What is asked
In the records below, tally every line containing "Great". Report only the total.

··· Records supplied

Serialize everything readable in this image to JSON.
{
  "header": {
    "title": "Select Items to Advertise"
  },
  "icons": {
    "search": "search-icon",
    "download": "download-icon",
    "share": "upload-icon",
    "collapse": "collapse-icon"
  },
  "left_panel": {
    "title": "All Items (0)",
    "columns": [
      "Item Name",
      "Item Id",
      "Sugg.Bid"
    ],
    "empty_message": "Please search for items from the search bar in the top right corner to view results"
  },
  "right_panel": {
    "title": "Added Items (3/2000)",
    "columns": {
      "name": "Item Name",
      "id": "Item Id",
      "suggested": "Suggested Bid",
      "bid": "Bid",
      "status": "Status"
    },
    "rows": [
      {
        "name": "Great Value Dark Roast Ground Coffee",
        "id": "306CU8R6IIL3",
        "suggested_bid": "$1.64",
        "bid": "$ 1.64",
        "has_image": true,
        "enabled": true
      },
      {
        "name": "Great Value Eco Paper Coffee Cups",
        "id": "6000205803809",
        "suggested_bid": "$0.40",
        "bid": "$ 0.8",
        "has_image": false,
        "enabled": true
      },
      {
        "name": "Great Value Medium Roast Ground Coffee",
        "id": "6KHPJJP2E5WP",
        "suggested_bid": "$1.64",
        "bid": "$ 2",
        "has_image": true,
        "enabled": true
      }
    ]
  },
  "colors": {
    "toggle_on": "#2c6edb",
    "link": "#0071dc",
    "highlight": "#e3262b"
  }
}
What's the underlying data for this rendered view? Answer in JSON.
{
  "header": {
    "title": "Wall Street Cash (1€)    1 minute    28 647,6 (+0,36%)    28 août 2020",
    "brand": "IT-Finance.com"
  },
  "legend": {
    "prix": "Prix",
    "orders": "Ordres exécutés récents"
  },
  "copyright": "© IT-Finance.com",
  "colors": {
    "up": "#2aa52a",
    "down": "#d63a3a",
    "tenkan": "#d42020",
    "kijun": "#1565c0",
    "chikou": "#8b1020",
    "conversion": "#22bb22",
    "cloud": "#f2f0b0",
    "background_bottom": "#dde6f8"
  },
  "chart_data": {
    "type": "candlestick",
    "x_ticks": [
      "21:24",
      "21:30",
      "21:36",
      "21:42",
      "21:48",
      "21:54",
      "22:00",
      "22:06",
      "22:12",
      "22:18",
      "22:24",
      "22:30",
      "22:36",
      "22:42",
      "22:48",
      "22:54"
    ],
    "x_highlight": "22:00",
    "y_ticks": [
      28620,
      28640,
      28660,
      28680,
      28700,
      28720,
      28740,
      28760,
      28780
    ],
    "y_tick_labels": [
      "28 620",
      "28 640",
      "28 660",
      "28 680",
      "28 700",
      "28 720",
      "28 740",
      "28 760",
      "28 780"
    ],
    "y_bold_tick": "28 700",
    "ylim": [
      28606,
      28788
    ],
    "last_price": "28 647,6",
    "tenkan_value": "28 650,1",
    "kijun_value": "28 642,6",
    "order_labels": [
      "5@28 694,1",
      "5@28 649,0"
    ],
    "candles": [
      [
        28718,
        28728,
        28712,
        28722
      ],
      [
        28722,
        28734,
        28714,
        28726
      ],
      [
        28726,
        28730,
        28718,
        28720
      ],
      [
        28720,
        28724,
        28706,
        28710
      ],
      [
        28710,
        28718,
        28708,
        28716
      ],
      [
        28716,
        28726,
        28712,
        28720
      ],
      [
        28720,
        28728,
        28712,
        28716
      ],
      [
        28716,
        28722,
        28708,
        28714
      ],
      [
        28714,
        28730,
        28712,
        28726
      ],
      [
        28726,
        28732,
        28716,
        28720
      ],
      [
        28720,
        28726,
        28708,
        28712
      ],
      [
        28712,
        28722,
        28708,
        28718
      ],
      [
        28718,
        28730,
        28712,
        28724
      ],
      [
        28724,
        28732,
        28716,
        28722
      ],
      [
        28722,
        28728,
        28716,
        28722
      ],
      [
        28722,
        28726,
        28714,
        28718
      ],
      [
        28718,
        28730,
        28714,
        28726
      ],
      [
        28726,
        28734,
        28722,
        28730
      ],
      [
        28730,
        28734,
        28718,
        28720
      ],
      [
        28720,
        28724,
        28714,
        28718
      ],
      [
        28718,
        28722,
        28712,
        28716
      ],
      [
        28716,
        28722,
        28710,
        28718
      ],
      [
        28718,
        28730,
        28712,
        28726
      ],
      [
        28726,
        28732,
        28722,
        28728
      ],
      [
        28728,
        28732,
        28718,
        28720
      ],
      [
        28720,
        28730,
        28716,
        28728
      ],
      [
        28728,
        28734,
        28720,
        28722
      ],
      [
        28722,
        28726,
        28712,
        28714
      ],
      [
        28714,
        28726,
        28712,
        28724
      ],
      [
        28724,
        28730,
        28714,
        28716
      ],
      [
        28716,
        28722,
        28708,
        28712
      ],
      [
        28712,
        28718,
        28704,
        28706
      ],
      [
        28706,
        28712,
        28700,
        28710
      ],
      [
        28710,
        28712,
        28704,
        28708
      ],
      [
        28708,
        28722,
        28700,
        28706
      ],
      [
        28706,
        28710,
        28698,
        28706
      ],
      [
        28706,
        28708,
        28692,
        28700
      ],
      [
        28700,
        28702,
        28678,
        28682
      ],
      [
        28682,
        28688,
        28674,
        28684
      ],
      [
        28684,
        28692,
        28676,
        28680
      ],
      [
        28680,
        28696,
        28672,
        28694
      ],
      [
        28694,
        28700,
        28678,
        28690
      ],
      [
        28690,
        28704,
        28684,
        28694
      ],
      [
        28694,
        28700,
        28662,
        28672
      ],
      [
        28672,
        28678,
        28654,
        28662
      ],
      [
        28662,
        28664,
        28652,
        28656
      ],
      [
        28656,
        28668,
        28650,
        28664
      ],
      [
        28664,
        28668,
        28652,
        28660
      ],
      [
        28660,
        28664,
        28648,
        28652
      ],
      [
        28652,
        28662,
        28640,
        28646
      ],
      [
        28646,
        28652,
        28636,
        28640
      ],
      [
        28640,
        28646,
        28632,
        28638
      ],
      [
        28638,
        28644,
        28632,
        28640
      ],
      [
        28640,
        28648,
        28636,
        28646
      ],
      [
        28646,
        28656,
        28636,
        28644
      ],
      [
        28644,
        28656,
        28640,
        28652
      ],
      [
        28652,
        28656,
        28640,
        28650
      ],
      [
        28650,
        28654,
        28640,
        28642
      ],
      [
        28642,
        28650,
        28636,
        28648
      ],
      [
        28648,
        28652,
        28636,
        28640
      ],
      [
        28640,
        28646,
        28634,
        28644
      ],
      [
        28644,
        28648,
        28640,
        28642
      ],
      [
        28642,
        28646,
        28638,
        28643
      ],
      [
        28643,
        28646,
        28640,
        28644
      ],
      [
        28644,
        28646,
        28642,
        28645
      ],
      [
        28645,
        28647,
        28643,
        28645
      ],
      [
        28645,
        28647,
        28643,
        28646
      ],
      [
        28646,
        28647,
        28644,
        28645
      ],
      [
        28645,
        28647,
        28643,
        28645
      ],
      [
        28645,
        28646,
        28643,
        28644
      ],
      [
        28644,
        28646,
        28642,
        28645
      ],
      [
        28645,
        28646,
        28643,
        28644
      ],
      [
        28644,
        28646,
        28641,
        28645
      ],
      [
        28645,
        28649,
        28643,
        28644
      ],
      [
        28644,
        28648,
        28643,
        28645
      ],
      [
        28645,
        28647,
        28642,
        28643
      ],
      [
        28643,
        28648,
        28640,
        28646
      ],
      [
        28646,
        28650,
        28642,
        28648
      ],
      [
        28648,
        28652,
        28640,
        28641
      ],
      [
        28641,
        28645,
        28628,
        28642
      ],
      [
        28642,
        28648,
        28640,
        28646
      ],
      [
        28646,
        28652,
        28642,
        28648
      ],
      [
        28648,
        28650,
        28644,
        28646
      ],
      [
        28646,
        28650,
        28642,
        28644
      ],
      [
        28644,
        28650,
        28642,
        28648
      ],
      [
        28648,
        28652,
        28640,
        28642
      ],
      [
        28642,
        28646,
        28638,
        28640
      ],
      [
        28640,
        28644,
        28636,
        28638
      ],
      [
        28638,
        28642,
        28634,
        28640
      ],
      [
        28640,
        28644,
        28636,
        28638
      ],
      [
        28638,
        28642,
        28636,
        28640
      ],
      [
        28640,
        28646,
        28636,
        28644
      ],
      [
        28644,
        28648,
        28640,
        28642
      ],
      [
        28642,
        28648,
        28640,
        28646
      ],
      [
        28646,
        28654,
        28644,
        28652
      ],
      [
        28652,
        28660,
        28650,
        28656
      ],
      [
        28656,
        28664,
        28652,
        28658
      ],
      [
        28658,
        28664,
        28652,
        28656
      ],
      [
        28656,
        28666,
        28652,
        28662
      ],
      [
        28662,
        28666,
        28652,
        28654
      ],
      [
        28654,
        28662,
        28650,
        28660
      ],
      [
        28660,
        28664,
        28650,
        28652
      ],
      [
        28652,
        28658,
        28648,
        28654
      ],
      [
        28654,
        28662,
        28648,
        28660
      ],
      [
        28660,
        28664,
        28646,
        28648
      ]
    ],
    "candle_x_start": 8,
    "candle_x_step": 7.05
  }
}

······

Response for this exercise
3